_ABOUT THIS EXERCISE_: Translate into Spanish this sentence from the Apple Music Classical announcement below: "The official launch comes nearly two years after Apple acquired Primephonic, a classical music streaming service headquartered in the Netherlands."

_SUPPLIED PASSAGE_:
= Beginning of Section =
Apple has announced the launch of a new standalone ‘Apple Music Classical’ app.
Apple Music Classical will launch later this month (on March 28) and Apple Music subscribers will be able to download and use the app as part of their existing subscription at no additional cost.
The official launch comes nearly two years after Apple acquired Primephonic, a classical music streaming service headquartered in the Netherlands.
Primephonic was taken offline beginning September 7, 2021, and Apple Music said that it planned to launch a dedicated classical music app last year combining Primephonic’s classical user interface with more added features.
The app is now finally available for pre-order as of Thursday (March 9) on the App Store. (Once pre-order is complete, Apple Music Classical will automatically download at launch.)
Apple Music says that its Classical app “makes it quick and easy to find any recording in the world’s largest classical music catalog”.
The streaming platform claims further that its new app “is the ultimate classical experience with hundreds of curated playlists, thousands of exclusive albums, insightful composer biographies, deep-dive guides for many key works, intuitive browsing features and much more”.
Apple says that it is working closely with “some of the most prolific classical music artists and renowned classical music institutions in the world” to offer “Apple Music Classical listeners new, unique and exclusive content and recordings at launch and beyond”.
= End of Section =
_DATASET CONTENT_:
= Beginning of Section =
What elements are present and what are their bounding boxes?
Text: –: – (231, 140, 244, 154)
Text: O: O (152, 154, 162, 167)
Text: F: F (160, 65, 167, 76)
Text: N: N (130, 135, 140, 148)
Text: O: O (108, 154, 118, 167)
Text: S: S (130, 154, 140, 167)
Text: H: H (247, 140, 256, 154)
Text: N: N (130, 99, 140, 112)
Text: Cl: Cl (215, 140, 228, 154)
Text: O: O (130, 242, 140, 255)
= End of Section =
_COMPLETED TASK_: El lanzamiento oficial llega casi dos años después de que Apple adquiriera Primephonic, un servicio de streaming de música clásica con sede en los Países Bajos.